[RECORDS FOR THIS EXERCISE]
● ● ● ●
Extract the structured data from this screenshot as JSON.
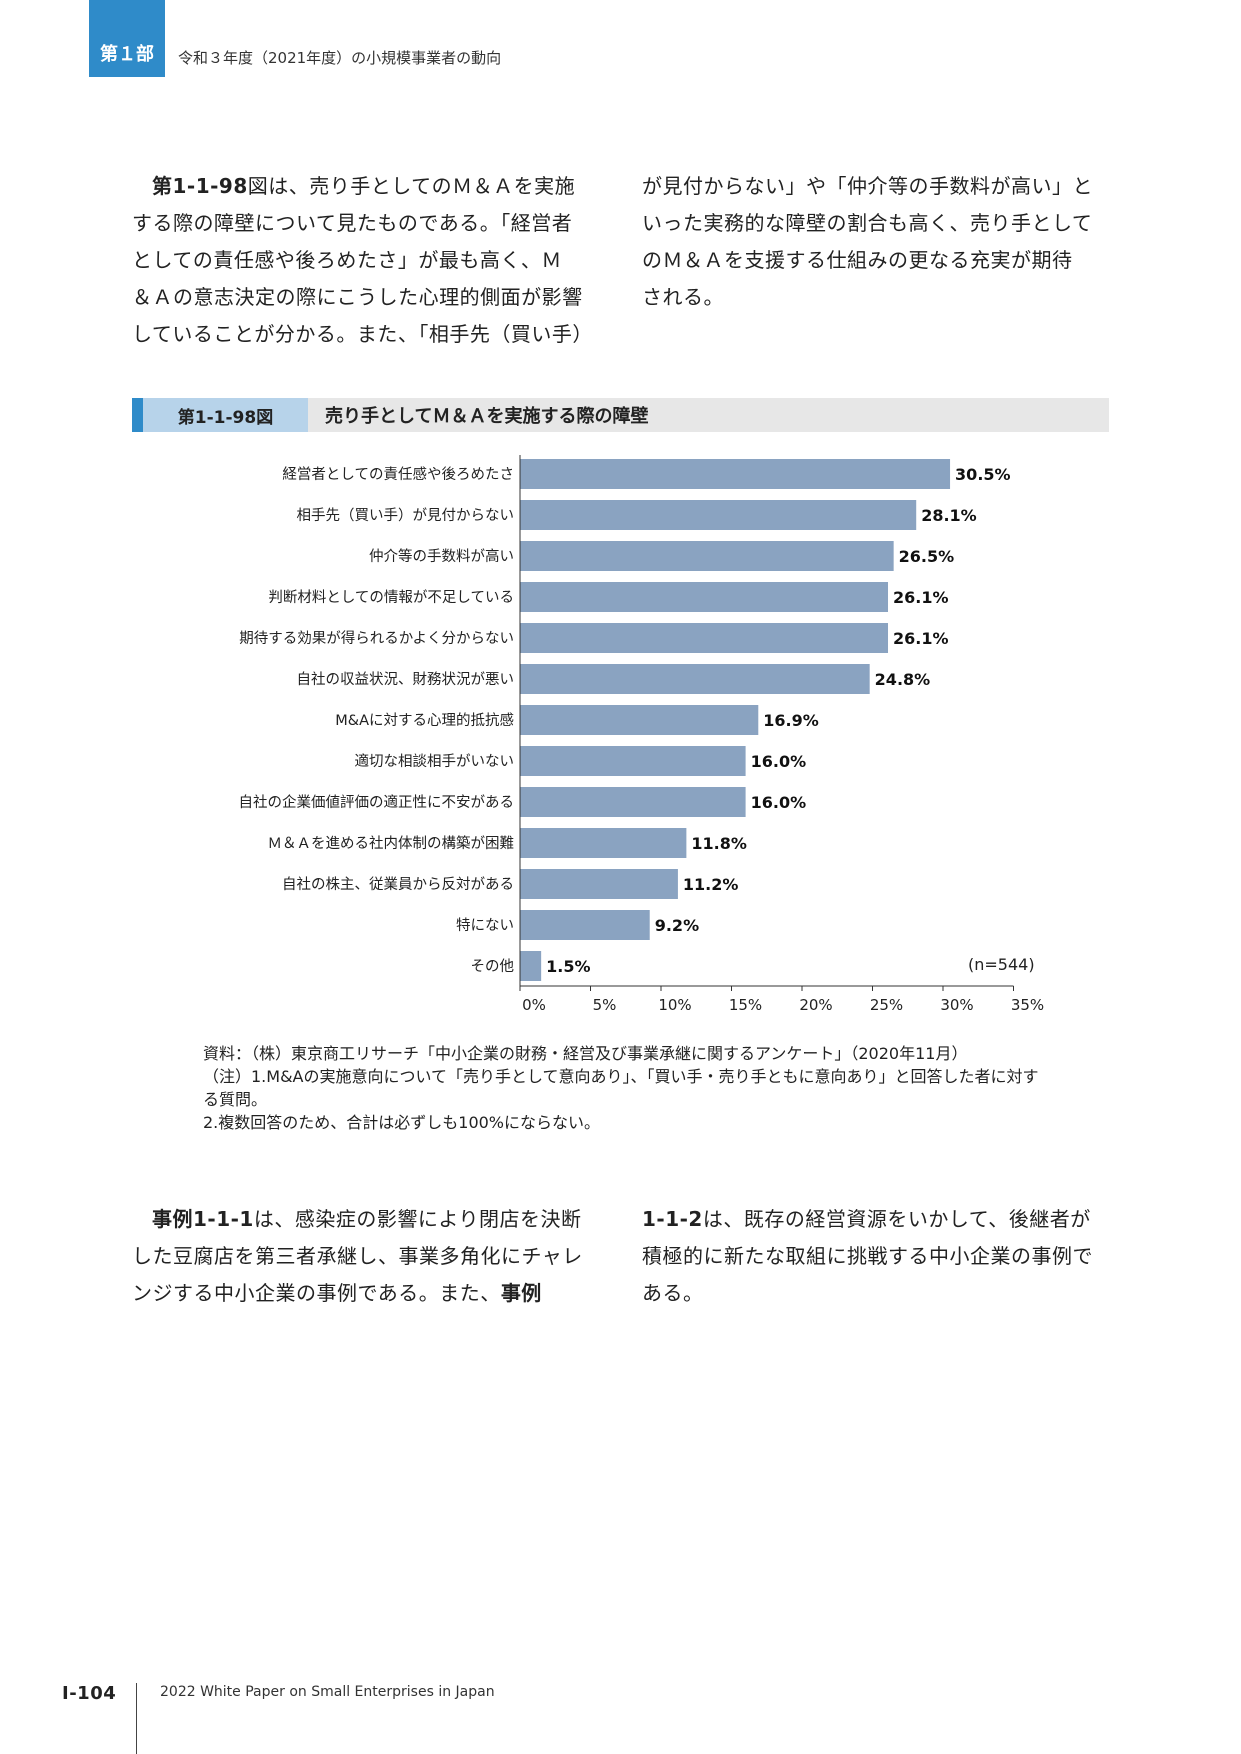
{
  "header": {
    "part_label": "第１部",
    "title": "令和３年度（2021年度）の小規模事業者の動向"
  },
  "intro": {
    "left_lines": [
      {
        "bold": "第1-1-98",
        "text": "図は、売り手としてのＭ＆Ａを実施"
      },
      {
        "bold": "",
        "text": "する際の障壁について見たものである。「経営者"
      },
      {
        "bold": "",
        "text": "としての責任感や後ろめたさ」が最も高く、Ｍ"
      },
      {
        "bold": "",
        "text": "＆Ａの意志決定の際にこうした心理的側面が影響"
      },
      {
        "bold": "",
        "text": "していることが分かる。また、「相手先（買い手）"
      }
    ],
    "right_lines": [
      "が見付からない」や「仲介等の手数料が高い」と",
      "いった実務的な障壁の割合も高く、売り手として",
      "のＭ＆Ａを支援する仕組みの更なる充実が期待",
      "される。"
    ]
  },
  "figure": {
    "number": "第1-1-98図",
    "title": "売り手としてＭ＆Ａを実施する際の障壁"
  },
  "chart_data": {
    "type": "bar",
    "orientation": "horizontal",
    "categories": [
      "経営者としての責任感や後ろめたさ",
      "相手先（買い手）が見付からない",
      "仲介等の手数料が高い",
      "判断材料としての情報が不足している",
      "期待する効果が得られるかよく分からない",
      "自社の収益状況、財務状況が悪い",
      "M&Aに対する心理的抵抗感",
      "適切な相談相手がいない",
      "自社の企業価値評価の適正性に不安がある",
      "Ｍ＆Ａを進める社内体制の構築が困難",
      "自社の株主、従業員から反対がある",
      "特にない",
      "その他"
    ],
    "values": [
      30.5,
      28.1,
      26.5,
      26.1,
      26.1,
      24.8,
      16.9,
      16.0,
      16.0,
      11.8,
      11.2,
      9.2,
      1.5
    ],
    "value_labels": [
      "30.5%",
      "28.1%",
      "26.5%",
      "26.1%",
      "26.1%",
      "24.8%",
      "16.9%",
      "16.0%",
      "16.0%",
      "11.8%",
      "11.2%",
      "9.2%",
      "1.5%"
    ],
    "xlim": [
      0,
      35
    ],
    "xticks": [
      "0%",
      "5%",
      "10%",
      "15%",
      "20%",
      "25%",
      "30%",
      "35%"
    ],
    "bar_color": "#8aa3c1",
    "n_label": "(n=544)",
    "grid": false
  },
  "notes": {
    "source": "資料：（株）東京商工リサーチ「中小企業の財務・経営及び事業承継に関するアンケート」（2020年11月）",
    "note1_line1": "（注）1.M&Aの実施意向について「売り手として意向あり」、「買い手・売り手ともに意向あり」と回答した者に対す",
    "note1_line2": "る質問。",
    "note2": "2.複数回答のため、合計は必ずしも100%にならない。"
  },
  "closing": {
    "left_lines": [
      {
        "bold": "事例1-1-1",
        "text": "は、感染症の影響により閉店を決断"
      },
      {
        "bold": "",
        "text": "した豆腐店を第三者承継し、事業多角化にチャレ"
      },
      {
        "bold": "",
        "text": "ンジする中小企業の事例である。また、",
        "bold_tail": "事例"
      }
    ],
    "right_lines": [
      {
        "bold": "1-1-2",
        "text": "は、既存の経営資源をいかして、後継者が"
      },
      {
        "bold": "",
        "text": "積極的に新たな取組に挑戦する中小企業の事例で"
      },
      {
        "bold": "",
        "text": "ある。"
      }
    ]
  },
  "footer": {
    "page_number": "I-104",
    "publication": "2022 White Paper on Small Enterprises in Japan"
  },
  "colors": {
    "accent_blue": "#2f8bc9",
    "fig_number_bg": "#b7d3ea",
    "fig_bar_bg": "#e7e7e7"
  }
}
● ● ● ●
[TASK STATEMENT]
Give every line back word for word and leave the pictures out.

[RESULT OF THIS TASK]
Extract the structured data from this screenshot as JSON.
{
  "header": {
    "part_label": "第１部",
    "title": "令和３年度（2021年度）の小規模事業者の動向"
  },
  "intro": {
    "left_lines": [
      {
        "bold": "第1-1-98",
        "text": "図は、売り手としてのＭ＆Ａを実施"
      },
      {
        "bold": "",
        "text": "する際の障壁について見たものである。「経営者"
      },
      {
        "bold": "",
        "text": "としての責任感や後ろめたさ」が最も高く、Ｍ"
      },
      {
        "bold": "",
        "text": "＆Ａの意志決定の際にこうした心理的側面が影響"
      },
      {
        "bold": "",
        "text": "していることが分かる。また、「相手先（買い手）"
      }
    ],
    "right_lines": [
      "が見付からない」や「仲介等の手数料が高い」と",
      "いった実務的な障壁の割合も高く、売り手として",
      "のＭ＆Ａを支援する仕組みの更なる充実が期待",
      "される。"
    ]
  },
  "figure": {
    "number": "第1-1-98図",
    "title": "売り手としてＭ＆Ａを実施する際の障壁"
  },
  "chart_data": {
    "type": "bar",
    "orientation": "horizontal",
    "categories": [
      "経営者としての責任感や後ろめたさ",
      "相手先（買い手）が見付からない",
      "仲介等の手数料が高い",
      "判断材料としての情報が不足している",
      "期待する効果が得られるかよく分からない",
      "自社の収益状況、財務状況が悪い",
      "M&Aに対する心理的抵抗感",
      "適切な相談相手がいない",
      "自社の企業価値評価の適正性に不安がある",
      "Ｍ＆Ａを進める社内体制の構築が困難",
      "自社の株主、従業員から反対がある",
      "特にない",
      "その他"
    ],
    "values": [
      30.5,
      28.1,
      26.5,
      26.1,
      26.1,
      24.8,
      16.9,
      16.0,
      16.0,
      11.8,
      11.2,
      9.2,
      1.5
    ],
    "value_labels": [
      "30.5%",
      "28.1%",
      "26.5%",
      "26.1%",
      "26.1%",
      "24.8%",
      "16.9%",
      "16.0%",
      "16.0%",
      "11.8%",
      "11.2%",
      "9.2%",
      "1.5%"
    ],
    "xlim": [
      0,
      35
    ],
    "xticks": [
      "0%",
      "5%",
      "10%",
      "15%",
      "20%",
      "25%",
      "30%",
      "35%"
    ],
    "bar_color": "#8aa3c1",
    "n_label": "(n=544)",
    "grid": false
  },
  "notes": {
    "source": "資料：（株）東京商工リサーチ「中小企業の財務・経営及び事業承継に関するアンケート」（2020年11月）",
    "note1_line1": "（注）1.M&Aの実施意向について「売り手として意向あり」、「買い手・売り手ともに意向あり」と回答した者に対す",
    "note1_line2": "る質問。",
    "note2": "2.複数回答のため、合計は必ずしも100%にならない。"
  },
  "closing": {
    "left_lines": [
      {
        "bold": "事例1-1-1",
        "text": "は、感染症の影響により閉店を決断"
      },
      {
        "bold": "",
        "text": "した豆腐店を第三者承継し、事業多角化にチャレ"
      },
      {
        "bold": "",
        "text": "ンジする中小企業の事例である。また、",
        "bold_tail": "事例"
      }
    ],
    "right_lines": [
      {
        "bold": "1-1-2",
        "text": "は、既存の経営資源をいかして、後継者が"
      },
      {
        "bold": "",
        "text": "積極的に新たな取組に挑戦する中小企業の事例で"
      },
      {
        "bold": "",
        "text": "ある。"
      }
    ]
  },
  "footer": {
    "page_number": "I-104",
    "publication": "2022 White Paper on Small Enterprises in Japan"
  },
  "colors": {
    "accent_blue": "#2f8bc9",
    "fig_number_bg": "#b7d3ea",
    "fig_bar_bg": "#e7e7e7"
  }
}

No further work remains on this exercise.